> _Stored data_
§
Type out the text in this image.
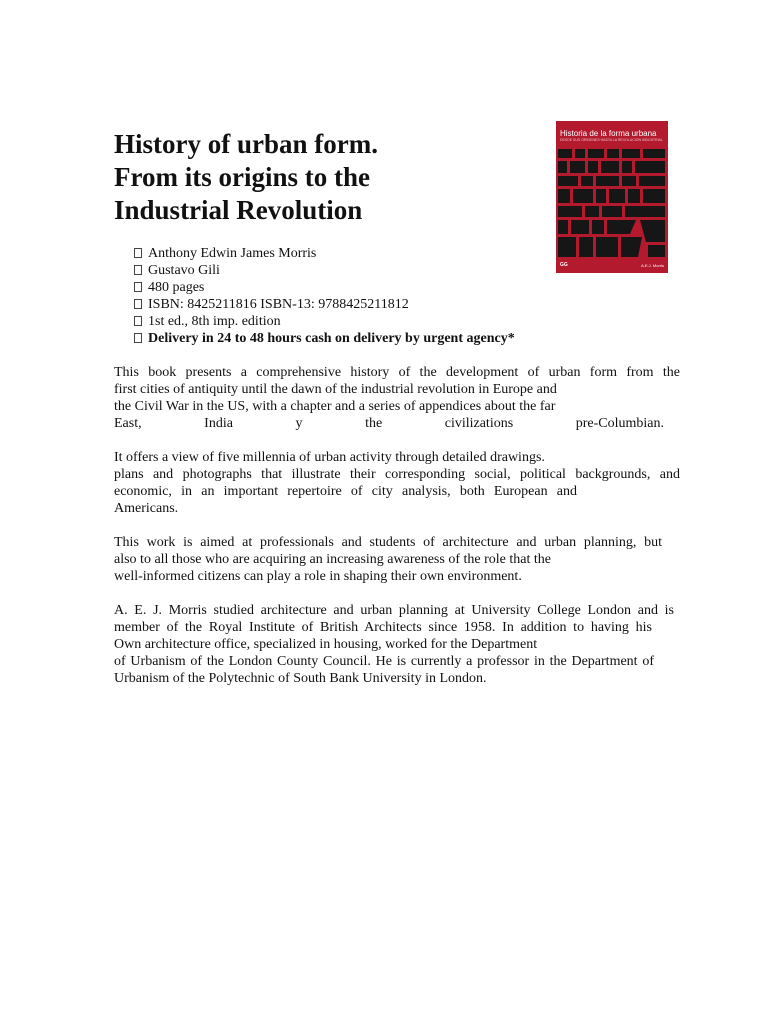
History of urban form.
From its origins to the
Industrial Revolution
Historia de la forma urbana
DESDE SUS ORÍGENES HASTA LA REVOLUCIÓN INDUSTRIAL
GG	A.E.J. Morris
Anthony Edwin James Morris
Gustavo Gili
480 pages
ISBN: 8425211816 ISBN-13: 9788425211812
1st ed., 8th imp. edition
Delivery in 24 to 48 hours cash on delivery by urgent agency*

This book presents a comprehensive history of the development of urban form from the
first cities of antiquity until the dawn of the industrial revolution in Europe and
the Civil War in the US, with a chapter and a series of appendices about the far
East, India y the civilizations pre-Columbian.

It offers a view of five millennia of urban activity through detailed drawings.
plans and photographs that illustrate their corresponding social, political backgrounds, and
economic, in an important repertoire of city analysis, both European and
Americans.

This work is aimed at professionals and students of architecture and urban planning, but
also to all those who are acquiring an increasing awareness of the role that the
well-informed citizens can play a role in shaping their own environment.

A. E. J. Morris studied architecture and urban planning at University College London and is
member of the Royal Institute of British Architects since 1958. In addition to having his
Own architecture office, specialized in housing, worked for the Department
of Urbanism of the London County Council. He is currently a professor in the Department of
Urbanism of the Polytechnic of South Bank University in London.
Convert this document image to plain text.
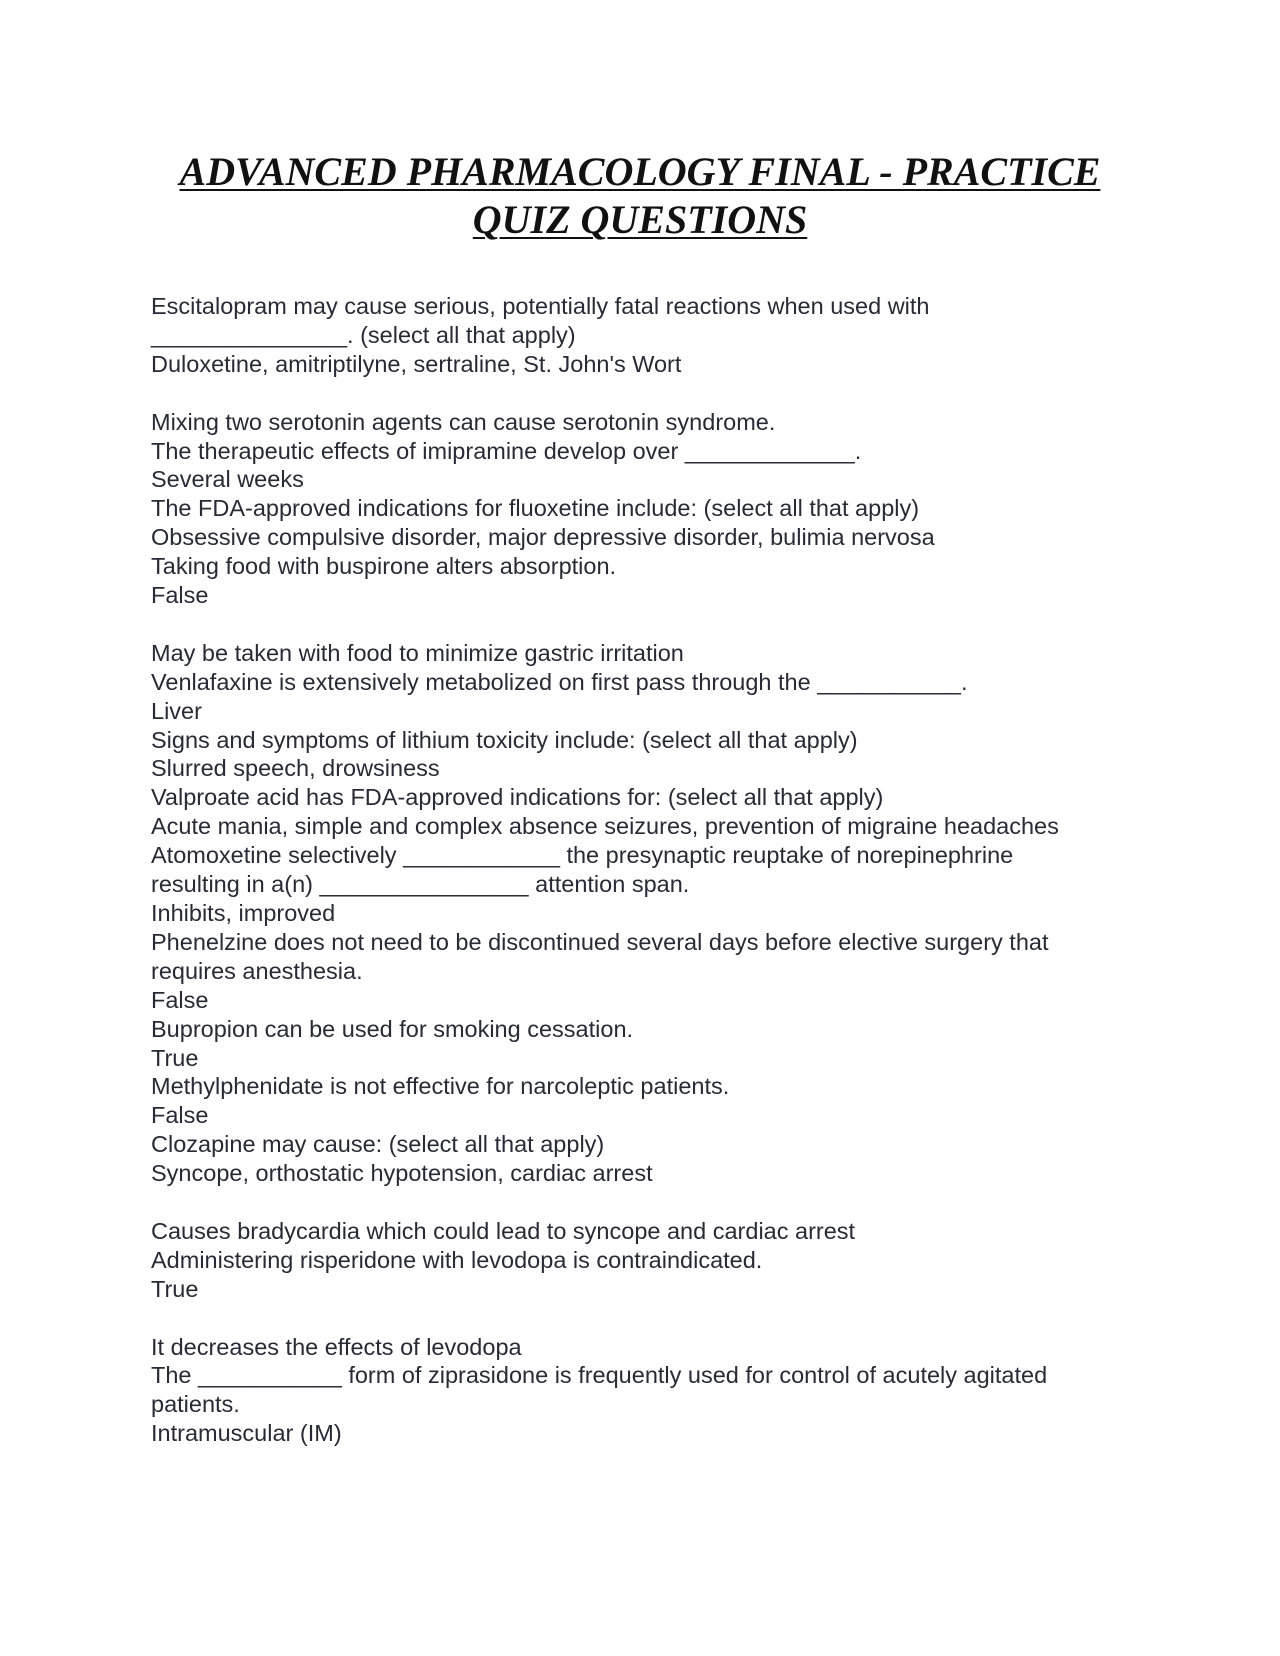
ADVANCED PHARMACOLOGY FINAL - PRACTICE
QUIZ QUESTIONS
Escitalopram may cause serious, potentially fatal reactions when used with
_______________. (select all that apply)
Duloxetine, amitriptilyne, sertraline, St. John's Wort
Mixing two serotonin agents can cause serotonin syndrome.
The therapeutic effects of imipramine develop over _____________.
Several weeks
The FDA-approved indications for fluoxetine include: (select all that apply)
Obsessive compulsive disorder, major depressive disorder, bulimia nervosa
Taking food with buspirone alters absorption.
False
May be taken with food to minimize gastric irritation
Venlafaxine is extensively metabolized on first pass through the ___________.
Liver
Signs and symptoms of lithium toxicity include: (select all that apply)
Slurred speech, drowsiness
Valproate acid has FDA-approved indications for: (select all that apply)
Acute mania, simple and complex absence seizures, prevention of migraine headaches
Atomoxetine selectively ____________ the presynaptic reuptake of norepinephrine
resulting in a(n) ________________ attention span.
Inhibits, improved
Phenelzine does not need to be discontinued several days before elective surgery that
requires anesthesia.
False
Bupropion can be used for smoking cessation.
True
Methylphenidate is not effective for narcoleptic patients.
False
Clozapine may cause: (select all that apply)
Syncope, orthostatic hypotension, cardiac arrest
Causes bradycardia which could lead to syncope and cardiac arrest
Administering risperidone with levodopa is contraindicated.
True
It decreases the effects of levodopa
The ___________ form of ziprasidone is frequently used for control of acutely agitated
patients.
Intramuscular (IM)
§
> _Exercise instructions_
Each entry above has to be set down again verbatim, except for its pictures.

> _Solution below_
Type out the text in this image.
History of urban form.
From its origins to the
Industrial Revolution
Historia de la forma urbana
DESDE SUS ORÍGENES HASTA LA REVOLUCIÓN INDUSTRIAL
GG	A.E.J. Morris
Anthony Edwin James Morris
Gustavo Gili
480 pages
ISBN: 8425211816 ISBN-13: 9788425211812
1st ed., 8th imp. edition
Delivery in 24 to 48 hours cash on delivery by urgent agency*

This book presents a comprehensive history of the development of urban form from the
first cities of antiquity until the dawn of the industrial revolution in Europe and
the Civil War in the US, with a chapter and a series of appendices about the far
East, India y the civilizations pre-Columbian.

It offers a view of five millennia of urban activity through detailed drawings.
plans and photographs that illustrate their corresponding social, political backgrounds, and
economic, in an important repertoire of city analysis, both European and
Americans.

This work is aimed at professionals and students of architecture and urban planning, but
also to all those who are acquiring an increasing awareness of the role that the
well-informed citizens can play a role in shaping their own environment.

A. E. J. Morris studied architecture and urban planning at University College London and is
member of the Royal Institute of British Architects since 1958. In addition to having his
Own architecture office, specialized in housing, worked for the Department
of Urbanism of the London County Council. He is currently a professor in the Department of
Urbanism of the Polytechnic of South Bank University in London.
Convert this document image to plain text.
ADVANCED PHARMACOLOGY FINAL - PRACTICE
QUIZ QUESTIONS
Escitalopram may cause serious, potentially fatal reactions when used with
_______________. (select all that apply)
Duloxetine, amitriptilyne, sertraline, St. John's Wort
Mixing two serotonin agents can cause serotonin syndrome.
The therapeutic effects of imipramine develop over _____________.
Several weeks
The FDA-approved indications for fluoxetine include: (select all that apply)
Obsessive compulsive disorder, major depressive disorder, bulimia nervosa
Taking food with buspirone alters absorption.
False
May be taken with food to minimize gastric irritation
Venlafaxine is extensively metabolized on first pass through the ___________.
Liver
Signs and symptoms of lithium toxicity include: (select all that apply)
Slurred speech, drowsiness
Valproate acid has FDA-approved indications for: (select all that apply)
Acute mania, simple and complex absence seizures, prevention of migraine headaches
Atomoxetine selectively ____________ the presynaptic reuptake of norepinephrine
resulting in a(n) ________________ attention span.
Inhibits, improved
Phenelzine does not need to be discontinued several days before elective surgery that
requires anesthesia.
False
Bupropion can be used for smoking cessation.
True
Methylphenidate is not effective for narcoleptic patients.
False
Clozapine may cause: (select all that apply)
Syncope, orthostatic hypotension, cardiac arrest
Causes bradycardia which could lead to syncope and cardiac arrest
Administering risperidone with levodopa is contraindicated.
True
It decreases the effects of levodopa
The ___________ form of ziprasidone is frequently used for control of acutely agitated
patients.
Intramuscular (IM)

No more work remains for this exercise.